Exercise prompt = Work out how many lines have "this" in them. Give only that number.

Figure collection entries =
■ ■ ■ ■ ■

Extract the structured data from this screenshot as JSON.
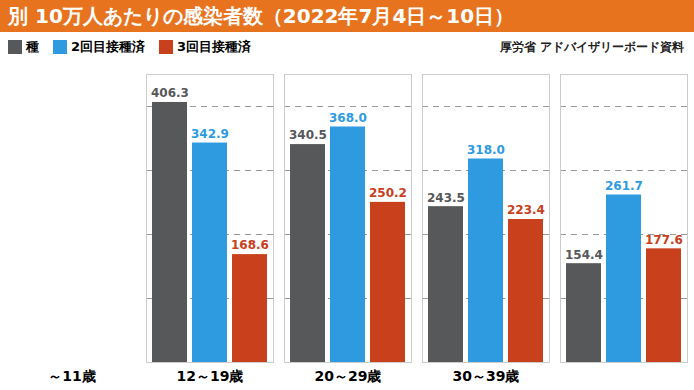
{
  "chart_data": {
    "type": "bar",
    "title": "別 10万人あたりの感染者数（2022年7月4日～10日）",
    "source": "厚労省 アドバイザリーボード資料",
    "categories": [
      "～11歳",
      "12～19歳",
      "20～29歳",
      "30～39歳",
      null
    ],
    "series": [
      {
        "name": "種",
        "color": "#56585a",
        "values": [
          null,
          406.3,
          340.5,
          243.5,
          154.4
        ],
        "value_labels": [
          null,
          "406.3",
          "340.5",
          "243.5",
          "154.4"
        ]
      },
      {
        "name": "2回目接種済",
        "color": "#2e9be0",
        "values": [
          null,
          342.9,
          368.0,
          318.0,
          261.7
        ],
        "value_labels": [
          null,
          "342.9",
          "368.0",
          "318.0",
          "261.7"
        ]
      },
      {
        "name": "3回目接種済",
        "color": "#c8401c",
        "values": [
          null,
          168.6,
          250.2,
          223.4,
          177.6
        ],
        "value_labels": [
          null,
          "168.6",
          "250.2",
          "223.4",
          "177.6"
        ]
      }
    ],
    "ylim": [
      0,
      450
    ],
    "yticks": [
      0,
      100,
      200,
      300,
      400
    ],
    "grid": true,
    "data_labels": true,
    "tick_labels": "x",
    "legend": "top-left"
  }
}
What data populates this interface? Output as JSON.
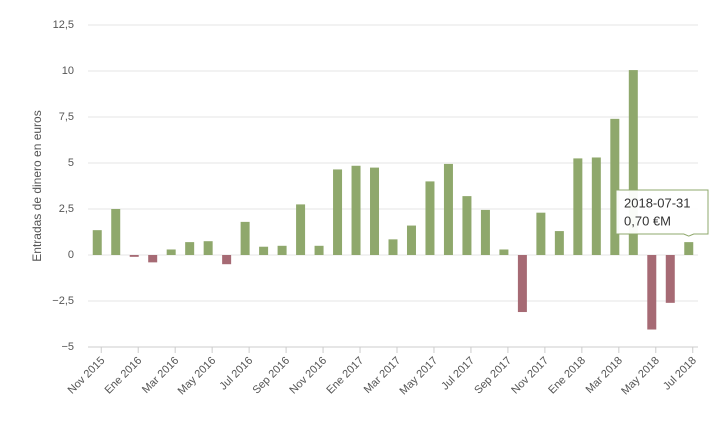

■ ■ ■ ■ ■

Output below = 2